◆ STATED TASK ◆
Every line that includes the word "name" is to be listed.

Dataset items:
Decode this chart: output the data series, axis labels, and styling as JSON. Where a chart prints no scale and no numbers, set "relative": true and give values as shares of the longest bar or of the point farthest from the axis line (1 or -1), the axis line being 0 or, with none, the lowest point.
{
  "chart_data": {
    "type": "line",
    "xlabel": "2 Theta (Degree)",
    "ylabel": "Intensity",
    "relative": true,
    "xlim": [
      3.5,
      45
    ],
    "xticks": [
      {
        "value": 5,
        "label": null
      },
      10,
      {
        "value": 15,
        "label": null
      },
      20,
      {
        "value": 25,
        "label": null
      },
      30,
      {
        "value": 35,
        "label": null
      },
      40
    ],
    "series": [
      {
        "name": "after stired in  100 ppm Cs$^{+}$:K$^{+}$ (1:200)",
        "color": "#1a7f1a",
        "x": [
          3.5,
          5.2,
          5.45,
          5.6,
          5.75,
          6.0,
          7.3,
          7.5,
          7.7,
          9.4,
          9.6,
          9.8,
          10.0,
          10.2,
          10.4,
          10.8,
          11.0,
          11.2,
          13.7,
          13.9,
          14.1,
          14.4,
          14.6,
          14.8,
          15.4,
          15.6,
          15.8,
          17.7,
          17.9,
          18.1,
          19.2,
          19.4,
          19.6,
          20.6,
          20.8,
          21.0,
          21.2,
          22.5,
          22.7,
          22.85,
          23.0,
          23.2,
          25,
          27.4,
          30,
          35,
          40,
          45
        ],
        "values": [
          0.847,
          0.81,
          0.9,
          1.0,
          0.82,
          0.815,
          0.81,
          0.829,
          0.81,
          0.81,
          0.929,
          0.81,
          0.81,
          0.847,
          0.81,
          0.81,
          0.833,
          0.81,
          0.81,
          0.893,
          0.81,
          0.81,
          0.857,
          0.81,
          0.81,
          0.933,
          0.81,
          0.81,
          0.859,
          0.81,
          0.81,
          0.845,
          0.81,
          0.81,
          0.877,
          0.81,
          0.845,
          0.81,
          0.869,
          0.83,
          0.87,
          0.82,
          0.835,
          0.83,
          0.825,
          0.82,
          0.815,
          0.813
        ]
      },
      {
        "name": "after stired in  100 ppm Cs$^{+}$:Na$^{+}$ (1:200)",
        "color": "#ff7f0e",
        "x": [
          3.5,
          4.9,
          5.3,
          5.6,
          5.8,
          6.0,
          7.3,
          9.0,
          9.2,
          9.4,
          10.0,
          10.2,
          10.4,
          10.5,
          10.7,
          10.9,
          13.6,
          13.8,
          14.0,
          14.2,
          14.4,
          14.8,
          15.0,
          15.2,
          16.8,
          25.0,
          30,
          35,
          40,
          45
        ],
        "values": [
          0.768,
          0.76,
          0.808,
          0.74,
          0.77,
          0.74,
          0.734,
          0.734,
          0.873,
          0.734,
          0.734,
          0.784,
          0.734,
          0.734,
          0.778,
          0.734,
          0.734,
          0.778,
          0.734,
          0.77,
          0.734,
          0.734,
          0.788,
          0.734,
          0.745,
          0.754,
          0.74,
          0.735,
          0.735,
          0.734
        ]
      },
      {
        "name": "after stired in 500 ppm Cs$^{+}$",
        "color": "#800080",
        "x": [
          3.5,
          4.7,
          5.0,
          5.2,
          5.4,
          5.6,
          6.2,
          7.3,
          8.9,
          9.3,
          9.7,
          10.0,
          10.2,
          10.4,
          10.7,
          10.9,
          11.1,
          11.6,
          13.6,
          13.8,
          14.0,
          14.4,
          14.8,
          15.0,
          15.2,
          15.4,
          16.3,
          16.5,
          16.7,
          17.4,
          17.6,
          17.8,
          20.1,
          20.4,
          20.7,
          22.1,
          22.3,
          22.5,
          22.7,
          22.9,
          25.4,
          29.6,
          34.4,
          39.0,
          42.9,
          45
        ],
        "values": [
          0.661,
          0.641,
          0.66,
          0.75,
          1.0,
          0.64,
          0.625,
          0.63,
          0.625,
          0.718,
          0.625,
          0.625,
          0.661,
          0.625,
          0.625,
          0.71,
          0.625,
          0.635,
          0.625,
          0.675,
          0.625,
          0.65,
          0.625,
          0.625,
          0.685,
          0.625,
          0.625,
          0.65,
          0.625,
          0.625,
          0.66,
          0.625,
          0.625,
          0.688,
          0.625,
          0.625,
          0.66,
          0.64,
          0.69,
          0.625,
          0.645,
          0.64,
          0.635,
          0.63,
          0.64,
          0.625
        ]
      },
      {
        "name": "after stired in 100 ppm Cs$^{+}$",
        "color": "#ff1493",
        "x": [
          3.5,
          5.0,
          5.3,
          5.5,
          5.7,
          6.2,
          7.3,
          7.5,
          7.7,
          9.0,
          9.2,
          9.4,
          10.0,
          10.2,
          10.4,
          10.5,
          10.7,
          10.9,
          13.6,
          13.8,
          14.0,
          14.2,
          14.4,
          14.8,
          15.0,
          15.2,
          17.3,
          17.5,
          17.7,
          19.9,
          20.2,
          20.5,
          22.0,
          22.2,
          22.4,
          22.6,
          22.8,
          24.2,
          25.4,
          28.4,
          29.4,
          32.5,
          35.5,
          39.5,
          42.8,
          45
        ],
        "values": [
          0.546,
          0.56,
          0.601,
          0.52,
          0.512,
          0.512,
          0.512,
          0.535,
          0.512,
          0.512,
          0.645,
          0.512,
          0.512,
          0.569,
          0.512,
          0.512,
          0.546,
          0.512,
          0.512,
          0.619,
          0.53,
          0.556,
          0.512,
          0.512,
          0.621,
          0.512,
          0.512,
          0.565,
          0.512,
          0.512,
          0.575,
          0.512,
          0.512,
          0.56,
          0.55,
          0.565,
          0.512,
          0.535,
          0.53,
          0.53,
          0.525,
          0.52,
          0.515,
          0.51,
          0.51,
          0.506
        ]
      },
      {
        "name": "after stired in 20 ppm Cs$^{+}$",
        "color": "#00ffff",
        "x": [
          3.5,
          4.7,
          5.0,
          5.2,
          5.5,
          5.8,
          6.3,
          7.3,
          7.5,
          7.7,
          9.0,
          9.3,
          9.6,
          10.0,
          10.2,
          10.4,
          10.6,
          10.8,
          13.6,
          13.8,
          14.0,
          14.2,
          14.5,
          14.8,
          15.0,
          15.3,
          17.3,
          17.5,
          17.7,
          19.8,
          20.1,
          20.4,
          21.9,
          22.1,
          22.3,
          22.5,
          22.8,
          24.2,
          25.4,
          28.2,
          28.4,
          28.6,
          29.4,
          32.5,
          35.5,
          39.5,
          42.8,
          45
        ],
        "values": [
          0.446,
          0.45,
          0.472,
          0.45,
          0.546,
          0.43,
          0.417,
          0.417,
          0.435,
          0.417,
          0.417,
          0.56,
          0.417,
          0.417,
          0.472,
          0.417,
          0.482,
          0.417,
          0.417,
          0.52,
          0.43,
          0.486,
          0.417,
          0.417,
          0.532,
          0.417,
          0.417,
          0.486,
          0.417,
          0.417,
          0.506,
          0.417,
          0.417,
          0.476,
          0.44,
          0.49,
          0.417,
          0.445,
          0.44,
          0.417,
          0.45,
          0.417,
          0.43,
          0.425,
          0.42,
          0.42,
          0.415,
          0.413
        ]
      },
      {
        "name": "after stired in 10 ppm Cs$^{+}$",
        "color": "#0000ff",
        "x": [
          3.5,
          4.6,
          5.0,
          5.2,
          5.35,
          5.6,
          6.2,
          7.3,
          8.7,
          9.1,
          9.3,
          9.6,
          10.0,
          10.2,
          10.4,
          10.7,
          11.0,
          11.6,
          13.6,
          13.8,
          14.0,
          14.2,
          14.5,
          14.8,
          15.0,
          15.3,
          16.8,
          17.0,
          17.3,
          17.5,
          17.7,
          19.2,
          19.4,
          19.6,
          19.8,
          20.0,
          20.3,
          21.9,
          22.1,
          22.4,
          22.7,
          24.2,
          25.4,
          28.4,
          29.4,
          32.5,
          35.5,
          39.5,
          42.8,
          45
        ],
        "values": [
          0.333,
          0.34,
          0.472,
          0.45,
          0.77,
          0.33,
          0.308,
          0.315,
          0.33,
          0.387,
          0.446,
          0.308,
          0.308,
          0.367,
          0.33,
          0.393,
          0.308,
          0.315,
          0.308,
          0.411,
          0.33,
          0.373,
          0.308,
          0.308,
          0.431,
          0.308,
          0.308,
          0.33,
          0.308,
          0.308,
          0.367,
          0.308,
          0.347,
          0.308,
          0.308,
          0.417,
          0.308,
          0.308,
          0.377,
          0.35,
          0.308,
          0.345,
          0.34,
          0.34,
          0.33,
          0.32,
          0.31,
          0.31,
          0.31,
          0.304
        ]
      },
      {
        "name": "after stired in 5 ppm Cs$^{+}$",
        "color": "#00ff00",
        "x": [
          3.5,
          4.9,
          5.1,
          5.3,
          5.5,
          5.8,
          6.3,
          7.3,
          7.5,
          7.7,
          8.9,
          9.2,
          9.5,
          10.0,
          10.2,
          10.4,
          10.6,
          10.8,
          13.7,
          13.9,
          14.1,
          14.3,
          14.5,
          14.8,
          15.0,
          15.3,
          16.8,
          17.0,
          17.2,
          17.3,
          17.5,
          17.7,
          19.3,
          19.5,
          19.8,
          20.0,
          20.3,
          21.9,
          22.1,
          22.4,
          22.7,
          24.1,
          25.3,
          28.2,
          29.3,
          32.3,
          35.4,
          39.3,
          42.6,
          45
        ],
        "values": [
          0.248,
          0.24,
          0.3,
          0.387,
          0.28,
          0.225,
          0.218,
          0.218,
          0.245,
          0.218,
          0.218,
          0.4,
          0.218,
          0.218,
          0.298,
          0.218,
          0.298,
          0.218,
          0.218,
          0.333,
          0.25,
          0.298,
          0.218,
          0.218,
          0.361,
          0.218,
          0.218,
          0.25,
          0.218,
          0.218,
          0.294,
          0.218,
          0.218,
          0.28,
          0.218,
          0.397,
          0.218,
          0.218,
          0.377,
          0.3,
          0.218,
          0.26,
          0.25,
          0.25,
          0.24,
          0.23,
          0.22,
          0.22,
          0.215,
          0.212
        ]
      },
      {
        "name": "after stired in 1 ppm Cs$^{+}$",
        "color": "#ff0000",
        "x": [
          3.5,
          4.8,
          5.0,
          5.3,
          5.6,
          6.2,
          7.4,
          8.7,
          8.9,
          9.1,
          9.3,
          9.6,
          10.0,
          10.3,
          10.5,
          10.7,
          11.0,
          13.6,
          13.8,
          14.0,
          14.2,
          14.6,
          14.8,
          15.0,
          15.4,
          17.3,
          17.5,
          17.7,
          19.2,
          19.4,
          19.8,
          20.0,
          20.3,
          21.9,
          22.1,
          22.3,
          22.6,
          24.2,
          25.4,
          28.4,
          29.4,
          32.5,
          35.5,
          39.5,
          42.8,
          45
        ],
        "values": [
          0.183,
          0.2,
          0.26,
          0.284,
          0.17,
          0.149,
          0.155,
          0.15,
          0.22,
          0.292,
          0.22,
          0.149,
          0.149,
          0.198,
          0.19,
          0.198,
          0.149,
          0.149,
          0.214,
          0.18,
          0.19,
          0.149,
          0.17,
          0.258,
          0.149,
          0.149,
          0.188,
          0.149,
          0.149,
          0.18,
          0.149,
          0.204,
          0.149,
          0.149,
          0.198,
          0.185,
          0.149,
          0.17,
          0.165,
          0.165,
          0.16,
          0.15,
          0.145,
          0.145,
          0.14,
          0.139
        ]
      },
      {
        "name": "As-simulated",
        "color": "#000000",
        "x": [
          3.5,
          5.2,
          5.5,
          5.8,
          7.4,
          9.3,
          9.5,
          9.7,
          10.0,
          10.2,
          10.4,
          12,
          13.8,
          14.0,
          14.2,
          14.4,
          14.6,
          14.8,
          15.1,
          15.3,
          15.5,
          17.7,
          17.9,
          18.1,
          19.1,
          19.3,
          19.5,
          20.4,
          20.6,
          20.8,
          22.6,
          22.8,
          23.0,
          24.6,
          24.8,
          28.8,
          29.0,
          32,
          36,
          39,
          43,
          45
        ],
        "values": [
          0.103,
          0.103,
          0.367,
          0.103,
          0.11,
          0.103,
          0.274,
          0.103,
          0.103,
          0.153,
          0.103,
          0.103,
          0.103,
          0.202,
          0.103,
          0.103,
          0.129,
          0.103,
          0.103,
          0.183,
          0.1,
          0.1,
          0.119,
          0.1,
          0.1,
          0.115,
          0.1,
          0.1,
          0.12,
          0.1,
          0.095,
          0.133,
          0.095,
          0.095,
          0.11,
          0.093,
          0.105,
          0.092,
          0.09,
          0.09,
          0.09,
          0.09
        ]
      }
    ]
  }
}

◆ ANSWER ◆
        "name": "after stired in  100 ppm Cs$^{+}$:K$^{+}$ (1:200)",
        "name": "after stired in  100 ppm Cs$^{+}$:Na$^{+}$ (1:200)",
        "name": "after stired in 500 ppm Cs$^{+}$",
        "name": "after stired in 100 ppm Cs$^{+}$",
        "name": "after stired in 20 ppm Cs$^{+}$",
        "name": "after stired in 10 ppm Cs$^{+}$",
        "name": "after stired in 5 ppm Cs$^{+}$",
        "name": "after stired in 1 ppm Cs$^{+}$",
        "name": "As-simulated",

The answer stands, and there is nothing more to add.